- **GIVEN PASSAGE**
[ 
https://issues.apache.org/jira/browse/CASSANDRA-19534?page=com.atlassian.jira.plugin.system.issuetabpanels:comment-tabpanel&focusedCommentId=17840058#comment-17840058
 ] 

Alex Petrov commented on CASSANDRA-19534:
-----------------------------------------

The main change is the introduction of (currently implicit) configurable 
{_}native request deadline{_}. No request, read or write, will be allowed to 
prolong its execution beyond this deadline. Some of the hidden places that 
would allow requests to stay overdue were local executor runnables, 
replica-side writes, and hints. Default is 12 seconds, since this is how much 
time 3.x driver (which I believe is still the most used version in the 
community) waits until removing its handlers after which any response from the 
server will just be ignored. Now, there is an _option_ to enable expiration 
based on the queue time, which will be _disabled_ by default to preserve 
existing semantics, but my tests have shown enabling it only has positive 
effects. We will try it out cautiously in different clusters over the next 
months and will see if tests match up with real loads before we change any of 
the defaults.

So by default behaviour will be as follows:
 # If request has spent more than 12 seconds in the NATIVE queue, we throw 
Overloaded exception back to the client. This timeout used to be max of 
read/write/range/counter rpc timeout.
 # If requests has spent less than 12 seconds, it is allowed to execute; any 
request issued by the coordinator can live:
 ## _either_ {{Verb.timeout}} number of milliseconds,
 ## _or_ up to the up to the native request deadline, as measured from the time 
when the request was admitted to the coordinator's NATIVE queue, whichever one 
of these is happening earlier.

Example 1, read timeout is 5 seconds:
 # Client sends a request; request spends 6 seconds in the NATIVE queue
 # Coordinator issues requests to replicas; two replicas respond within 3 
seconds
 # Coordinator responds to the client with success

Example 2, read timeout is 5 seconds:
 # Client sends a request; request spends 6 seconds in the NATIVE queue
 # Coordinator issues requests to replicas; one replica responds within 3 
seconds; other replicas fail to respond within 5 seconds of read timeout
 # Coordinator responds to the client with read timeout (preserves current 
behaviour)

Example 3, read timeout is 5 seconds:
 # Client sends a request; request spends 10 seconds in the NATIVE queue
 # Coordinator issues requests to replicas; all replicas fail to respond within 
2 seconds
 # Coordinator responds to the client with read timeout; if messages are still 
in queue on replicas, they will get dropped before processing

There will be a _new_ metric that shows how many of the timeouts would have 
been “blind timeouts” previously. I.e. client _would_ register them as 
timeouts, but we as server-side operators would be oblivious to them. This 
metric will keep us collectively motivated even if we see there is a slight 
uptick in timeouts after committing the patch.

- **DIRECTION A**
Transcribe the portion of the ticket comment that opens with the words containing "So by default" and closes with "read/write/range/counter rpc timeout.".
- **DIRECTION B**
Answer these questions from the ticket comment:
(i) What is the default length of the native request deadline?
(ii) In Example 3, how long does the request spend in the NATIVE queue?
(iii) Is the option to enable expiration based on queue time enabled or disabled by default?
The data placed next has no connection to the ticket comment.

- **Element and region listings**
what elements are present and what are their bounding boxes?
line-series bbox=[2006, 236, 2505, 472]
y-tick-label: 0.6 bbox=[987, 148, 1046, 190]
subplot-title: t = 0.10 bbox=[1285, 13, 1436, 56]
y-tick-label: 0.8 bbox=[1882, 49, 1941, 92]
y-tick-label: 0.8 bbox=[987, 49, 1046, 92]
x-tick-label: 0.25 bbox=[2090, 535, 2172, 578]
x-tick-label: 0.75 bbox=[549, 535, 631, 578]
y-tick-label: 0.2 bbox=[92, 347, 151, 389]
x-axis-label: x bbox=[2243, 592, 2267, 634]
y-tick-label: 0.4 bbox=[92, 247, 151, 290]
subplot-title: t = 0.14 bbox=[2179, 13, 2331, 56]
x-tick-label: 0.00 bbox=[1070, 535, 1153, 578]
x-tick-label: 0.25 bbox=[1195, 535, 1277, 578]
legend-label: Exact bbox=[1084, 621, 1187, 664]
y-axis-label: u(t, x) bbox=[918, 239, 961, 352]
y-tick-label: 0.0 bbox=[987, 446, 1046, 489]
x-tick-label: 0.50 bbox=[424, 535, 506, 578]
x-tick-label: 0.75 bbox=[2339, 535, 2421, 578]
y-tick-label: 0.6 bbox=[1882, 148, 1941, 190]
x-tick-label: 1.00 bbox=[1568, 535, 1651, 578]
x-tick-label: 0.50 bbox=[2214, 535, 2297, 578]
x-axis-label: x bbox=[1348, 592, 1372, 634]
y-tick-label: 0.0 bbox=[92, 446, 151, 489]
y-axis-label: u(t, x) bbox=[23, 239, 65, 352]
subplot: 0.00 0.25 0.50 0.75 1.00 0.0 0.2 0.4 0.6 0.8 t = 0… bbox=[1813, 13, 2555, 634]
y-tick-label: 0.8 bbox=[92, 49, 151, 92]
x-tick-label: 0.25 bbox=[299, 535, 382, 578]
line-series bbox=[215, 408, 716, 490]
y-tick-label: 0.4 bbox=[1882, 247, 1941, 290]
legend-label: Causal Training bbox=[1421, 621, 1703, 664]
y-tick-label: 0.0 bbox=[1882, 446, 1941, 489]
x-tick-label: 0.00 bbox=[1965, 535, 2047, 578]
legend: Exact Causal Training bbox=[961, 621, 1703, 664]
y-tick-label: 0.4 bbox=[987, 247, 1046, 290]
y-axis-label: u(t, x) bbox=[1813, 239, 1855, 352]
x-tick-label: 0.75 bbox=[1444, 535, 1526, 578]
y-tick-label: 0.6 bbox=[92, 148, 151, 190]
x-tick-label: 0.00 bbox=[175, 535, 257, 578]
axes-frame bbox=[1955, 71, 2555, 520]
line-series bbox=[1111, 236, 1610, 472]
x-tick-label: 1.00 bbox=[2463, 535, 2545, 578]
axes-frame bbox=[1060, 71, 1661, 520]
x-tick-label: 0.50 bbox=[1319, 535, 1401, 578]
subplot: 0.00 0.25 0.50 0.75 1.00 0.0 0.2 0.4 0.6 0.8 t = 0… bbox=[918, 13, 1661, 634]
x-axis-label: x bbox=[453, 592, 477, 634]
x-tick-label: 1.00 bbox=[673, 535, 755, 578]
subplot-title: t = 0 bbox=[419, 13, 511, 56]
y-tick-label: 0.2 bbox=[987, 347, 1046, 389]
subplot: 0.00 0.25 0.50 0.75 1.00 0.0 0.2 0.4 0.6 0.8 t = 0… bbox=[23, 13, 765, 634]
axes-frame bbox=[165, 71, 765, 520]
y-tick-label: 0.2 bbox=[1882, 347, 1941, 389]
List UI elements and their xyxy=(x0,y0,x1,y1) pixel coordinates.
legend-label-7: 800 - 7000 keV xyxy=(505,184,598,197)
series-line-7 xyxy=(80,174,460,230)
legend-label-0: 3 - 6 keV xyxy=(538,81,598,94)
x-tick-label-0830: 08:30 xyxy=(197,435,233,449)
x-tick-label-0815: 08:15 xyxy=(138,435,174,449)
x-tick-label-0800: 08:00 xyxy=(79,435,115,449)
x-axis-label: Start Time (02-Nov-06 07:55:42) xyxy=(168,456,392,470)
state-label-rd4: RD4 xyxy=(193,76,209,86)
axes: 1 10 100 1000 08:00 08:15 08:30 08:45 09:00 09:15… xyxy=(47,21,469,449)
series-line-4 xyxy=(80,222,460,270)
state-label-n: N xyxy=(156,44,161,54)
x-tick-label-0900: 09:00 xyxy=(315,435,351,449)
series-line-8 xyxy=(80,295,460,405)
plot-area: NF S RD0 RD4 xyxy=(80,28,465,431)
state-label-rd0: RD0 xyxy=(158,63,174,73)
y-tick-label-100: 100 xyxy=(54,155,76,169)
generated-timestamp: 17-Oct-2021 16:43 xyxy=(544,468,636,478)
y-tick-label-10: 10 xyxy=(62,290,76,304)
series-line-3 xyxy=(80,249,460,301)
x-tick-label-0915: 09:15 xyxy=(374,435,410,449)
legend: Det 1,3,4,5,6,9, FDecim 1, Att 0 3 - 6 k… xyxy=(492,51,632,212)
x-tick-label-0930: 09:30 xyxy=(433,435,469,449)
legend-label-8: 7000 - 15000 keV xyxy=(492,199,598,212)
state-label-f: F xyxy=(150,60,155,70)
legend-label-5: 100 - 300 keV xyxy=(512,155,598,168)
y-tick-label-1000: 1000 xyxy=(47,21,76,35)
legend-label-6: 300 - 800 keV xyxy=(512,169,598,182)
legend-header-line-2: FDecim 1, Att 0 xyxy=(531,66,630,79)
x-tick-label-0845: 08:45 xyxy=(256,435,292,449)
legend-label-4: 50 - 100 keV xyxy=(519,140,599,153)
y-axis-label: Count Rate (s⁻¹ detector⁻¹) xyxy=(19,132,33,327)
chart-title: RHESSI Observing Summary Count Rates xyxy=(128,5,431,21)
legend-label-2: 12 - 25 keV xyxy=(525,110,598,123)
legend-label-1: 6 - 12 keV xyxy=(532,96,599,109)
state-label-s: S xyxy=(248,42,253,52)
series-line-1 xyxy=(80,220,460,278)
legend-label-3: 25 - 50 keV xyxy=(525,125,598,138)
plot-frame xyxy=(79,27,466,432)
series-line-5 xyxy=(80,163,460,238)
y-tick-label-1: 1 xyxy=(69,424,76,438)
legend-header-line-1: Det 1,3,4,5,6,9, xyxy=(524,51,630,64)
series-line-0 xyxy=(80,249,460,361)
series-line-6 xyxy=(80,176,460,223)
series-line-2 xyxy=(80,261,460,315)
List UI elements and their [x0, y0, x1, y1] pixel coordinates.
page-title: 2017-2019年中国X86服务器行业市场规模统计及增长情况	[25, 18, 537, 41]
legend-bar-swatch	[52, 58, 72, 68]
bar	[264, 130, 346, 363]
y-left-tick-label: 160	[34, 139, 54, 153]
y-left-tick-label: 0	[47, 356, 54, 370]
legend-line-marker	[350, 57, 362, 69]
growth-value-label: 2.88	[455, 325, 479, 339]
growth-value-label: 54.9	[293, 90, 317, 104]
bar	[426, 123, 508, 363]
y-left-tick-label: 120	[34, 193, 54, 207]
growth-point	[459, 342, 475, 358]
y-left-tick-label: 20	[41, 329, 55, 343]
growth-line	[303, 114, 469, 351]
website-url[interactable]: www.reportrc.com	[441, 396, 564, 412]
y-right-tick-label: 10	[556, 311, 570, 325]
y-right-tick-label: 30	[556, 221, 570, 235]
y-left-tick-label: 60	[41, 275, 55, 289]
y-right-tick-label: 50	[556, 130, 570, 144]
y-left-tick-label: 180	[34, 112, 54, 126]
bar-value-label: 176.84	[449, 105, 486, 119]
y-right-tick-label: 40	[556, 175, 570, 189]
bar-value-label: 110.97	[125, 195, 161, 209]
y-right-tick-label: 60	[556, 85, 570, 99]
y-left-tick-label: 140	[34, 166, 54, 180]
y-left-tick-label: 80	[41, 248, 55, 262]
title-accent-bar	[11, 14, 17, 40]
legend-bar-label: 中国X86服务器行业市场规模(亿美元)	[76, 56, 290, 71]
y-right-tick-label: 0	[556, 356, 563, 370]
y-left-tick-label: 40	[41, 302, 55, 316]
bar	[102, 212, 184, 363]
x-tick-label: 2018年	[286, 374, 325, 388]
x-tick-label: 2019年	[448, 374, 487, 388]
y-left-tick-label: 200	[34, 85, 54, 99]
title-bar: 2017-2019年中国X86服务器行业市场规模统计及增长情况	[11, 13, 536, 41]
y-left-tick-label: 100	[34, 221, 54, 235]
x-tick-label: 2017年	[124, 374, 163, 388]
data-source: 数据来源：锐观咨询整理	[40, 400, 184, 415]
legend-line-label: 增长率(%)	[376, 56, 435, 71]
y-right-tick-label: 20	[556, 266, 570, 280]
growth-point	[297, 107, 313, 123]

- **CORRECT ANSWER A**
So by default behaviour will be as follows:
 # If request has spent more than 12 seconds in the NATIVE queue, we throw 
Overloaded exception back to the client. This timeout used to be max of 
read/write/range/counter rpc timeout.

- **CORRECT ANSWER B**
(i) 12 seconds.
(ii) 10 seconds.
(iii) Disabled.